Task to complete:
Set each entry down verbatim, omitting images.

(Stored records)
■ ■ ■ ■
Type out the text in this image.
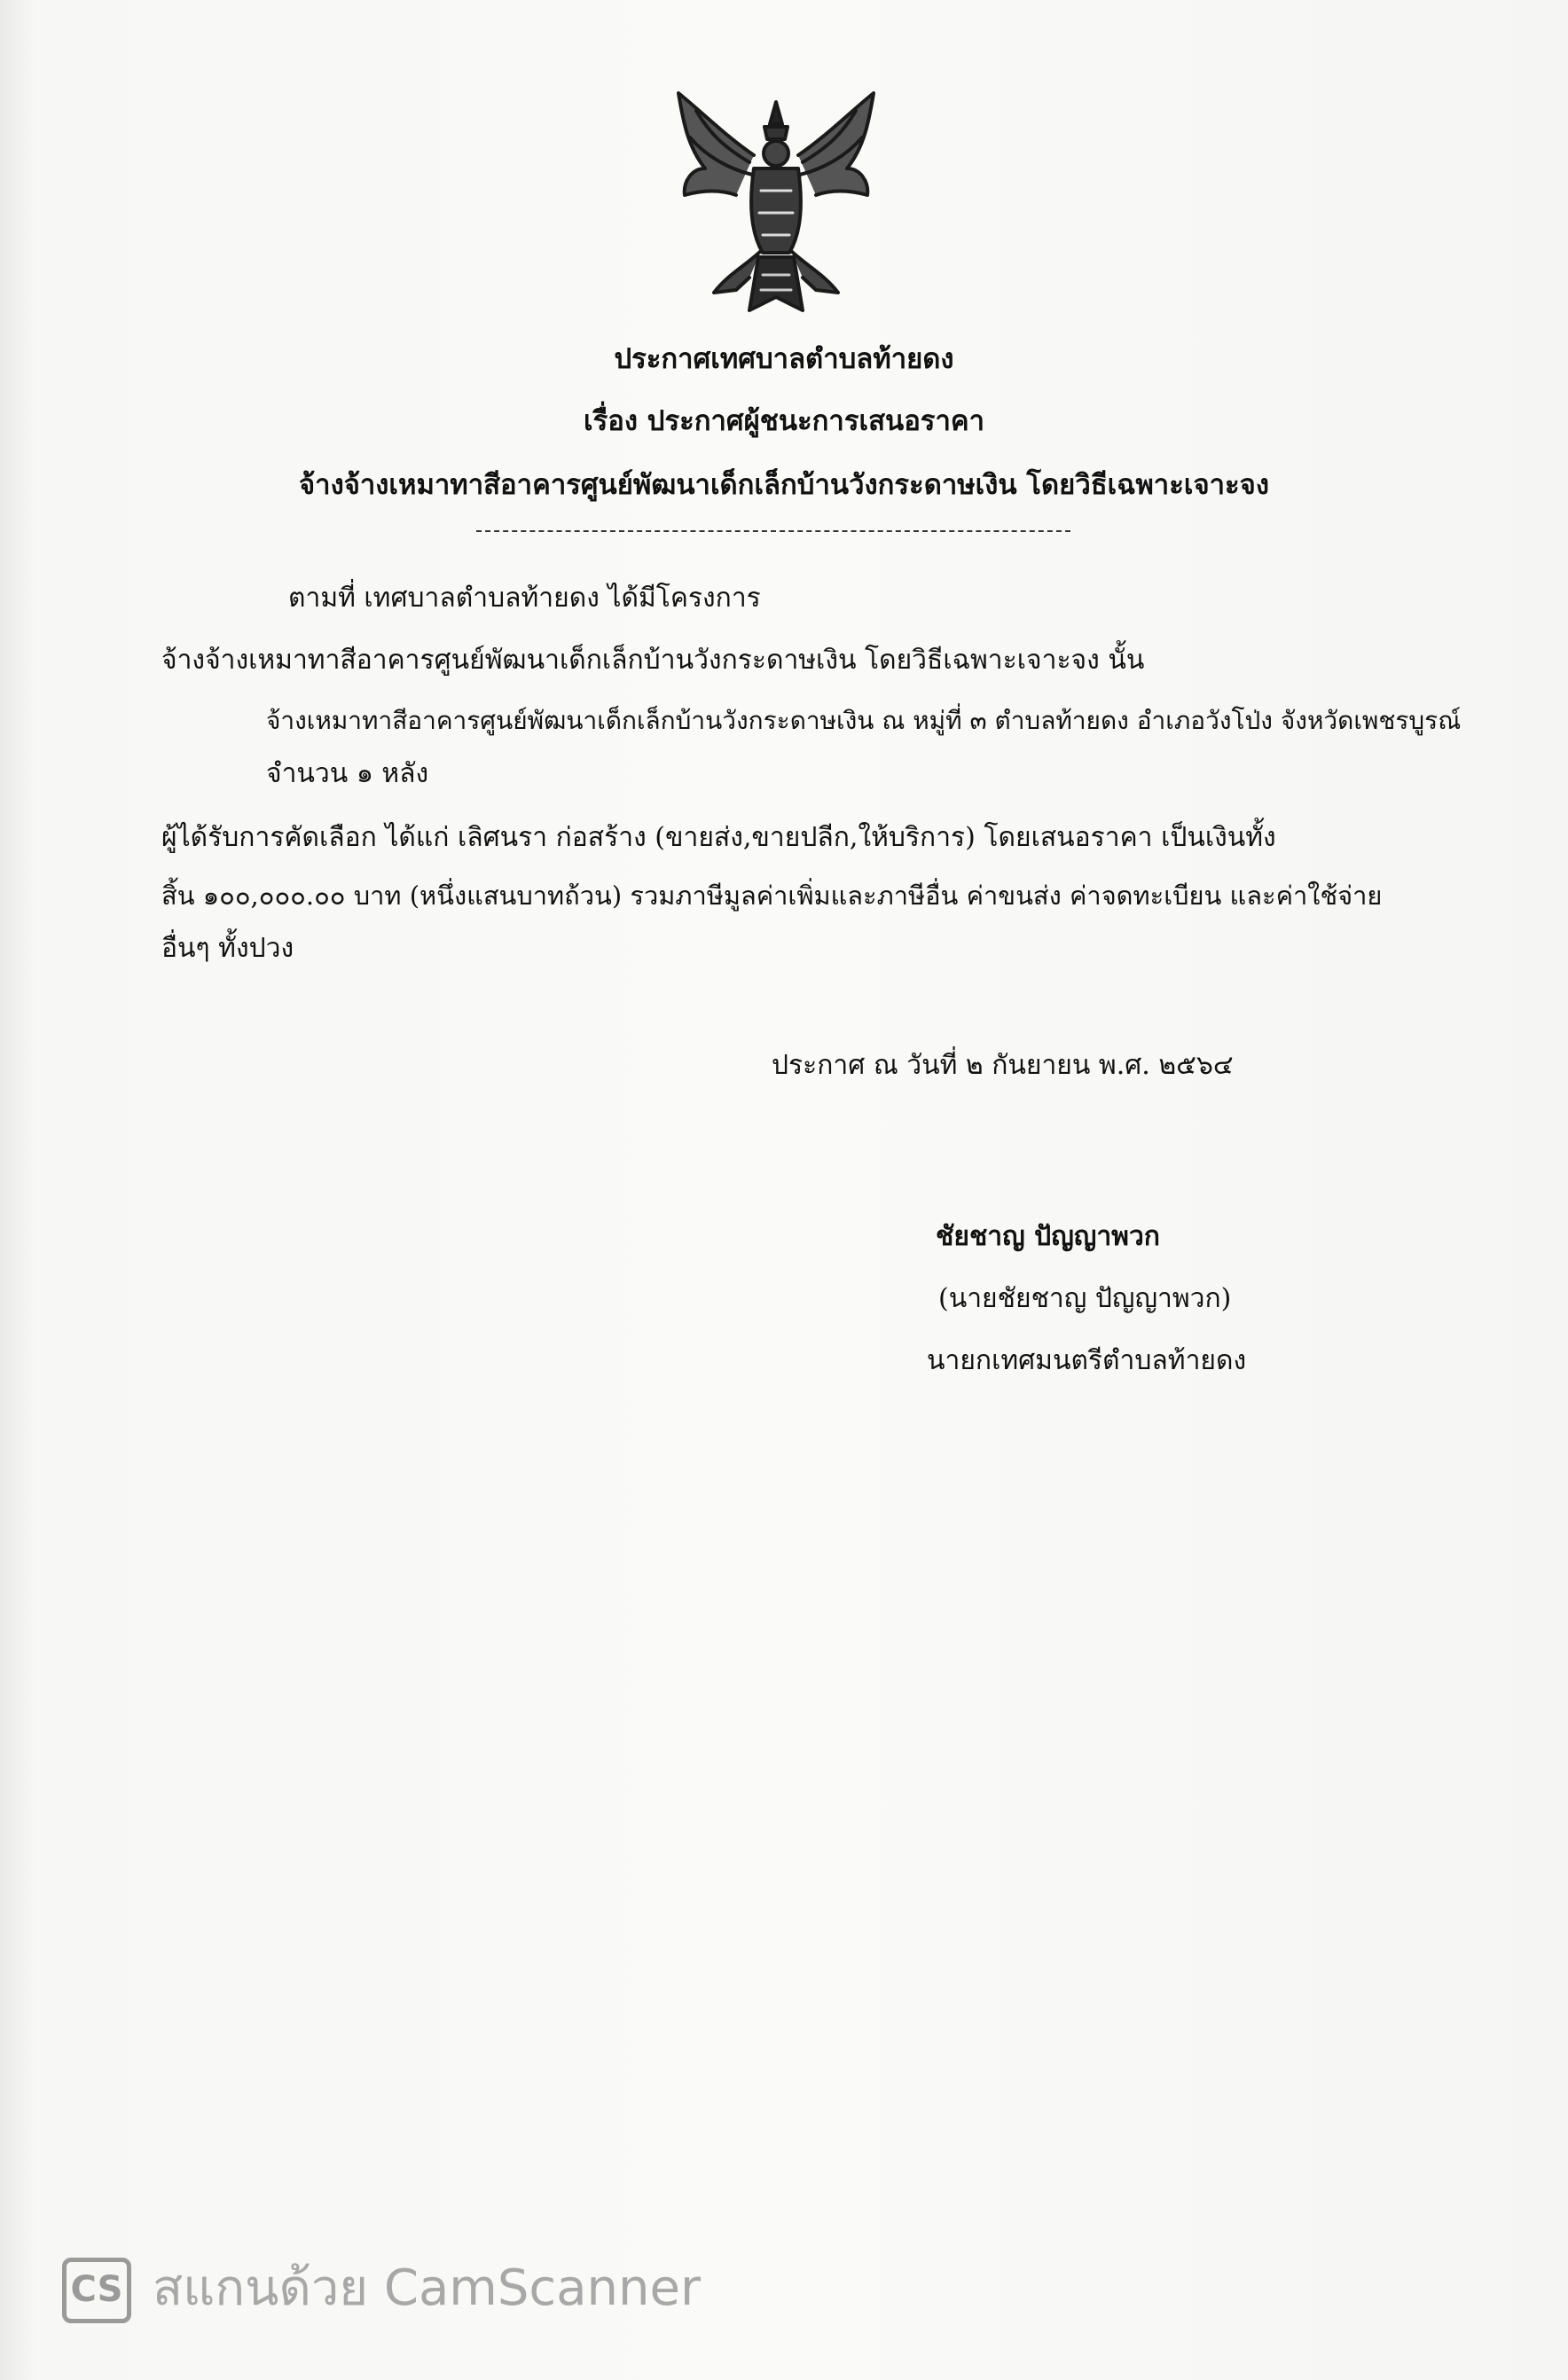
ประกาศเทศบาลตำบลท้ายดง
เรื่อง ประกาศผู้ชนะการเสนอราคา
จ้างจ้างเหมาทาสีอาคารศูนย์พัฒนาเด็กเล็กบ้านวังกระดาษเงิน โดยวิธีเฉพาะเจาะจง
ตามที่ เทศบาลตำบลท้ายดง ได้มีโครงการ
จ้างจ้างเหมาทาสีอาคารศูนย์พัฒนาเด็กเล็กบ้านวังกระดาษเงิน โดยวิธีเฉพาะเจาะจง นั้น
จ้างเหมาทาสีอาคารศูนย์พัฒนาเด็กเล็กบ้านวังกระดาษเงิน ณ หมู่ที่ ๓ ตำบลท้ายดง อำเภอวังโป่ง จังหวัดเพชรบูรณ์
จำนวน ๑ หลัง
ผู้ได้รับการคัดเลือก ได้แก่ เลิศนรา ก่อสร้าง (ขายส่ง,ขายปลีก,ให้บริการ) โดยเสนอราคา เป็นเงินทั้ง
สิ้น ๑๐๐,๐๐๐.๐๐ บาท (หนึ่งแสนบาทถ้วน) รวมภาษีมูลค่าเพิ่มและภาษีอื่น ค่าขนส่ง ค่าจดทะเบียน และค่าใช้จ่าย
อื่นๆ ทั้งปวง
ประกาศ ณ วันที่ ๒ กันยายน พ.ศ. ๒๕๖๔
ชัยชาญ ปัญญาพวก
(นายชัยชาญ ปัญญาพวก)
นายกเทศมนตรีตำบลท้ายดง
CS สแกนด้วย CamScanner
■ ■ ■ ■
Answer to the exercise:
Type out the text in this image.
ประกาศเทศบาลตำบลท้ายดง
เรื่อง ประกาศผู้ชนะการเสนอราคา
จ้างจ้างเหมาทาสีอาคารศูนย์พัฒนาเด็กเล็กบ้านวังกระดาษเงิน โดยวิธีเฉพาะเจาะจง
ตามที่ เทศบาลตำบลท้ายดง ได้มีโครงการ
จ้างจ้างเหมาทาสีอาคารศูนย์พัฒนาเด็กเล็กบ้านวังกระดาษเงิน โดยวิธีเฉพาะเจาะจง นั้น
จ้างเหมาทาสีอาคารศูนย์พัฒนาเด็กเล็กบ้านวังกระดาษเงิน ณ หมู่ที่ ๓ ตำบลท้ายดง อำเภอวังโป่ง จังหวัดเพชรบูรณ์
จำนวน ๑ หลัง
ผู้ได้รับการคัดเลือก ได้แก่ เลิศนรา ก่อสร้าง (ขายส่ง,ขายปลีก,ให้บริการ) โดยเสนอราคา เป็นเงินทั้ง
สิ้น ๑๐๐,๐๐๐.๐๐ บาท (หนึ่งแสนบาทถ้วน) รวมภาษีมูลค่าเพิ่มและภาษีอื่น ค่าขนส่ง ค่าจดทะเบียน และค่าใช้จ่าย
อื่นๆ ทั้งปวง
ประกาศ ณ วันที่ ๒ กันยายน พ.ศ. ๒๕๖๔
ชัยชาญ ปัญญาพวก
(นายชัยชาญ ปัญญาพวก)
นายกเทศมนตรีตำบลท้ายดง
CS สแกนด้วย CamScanner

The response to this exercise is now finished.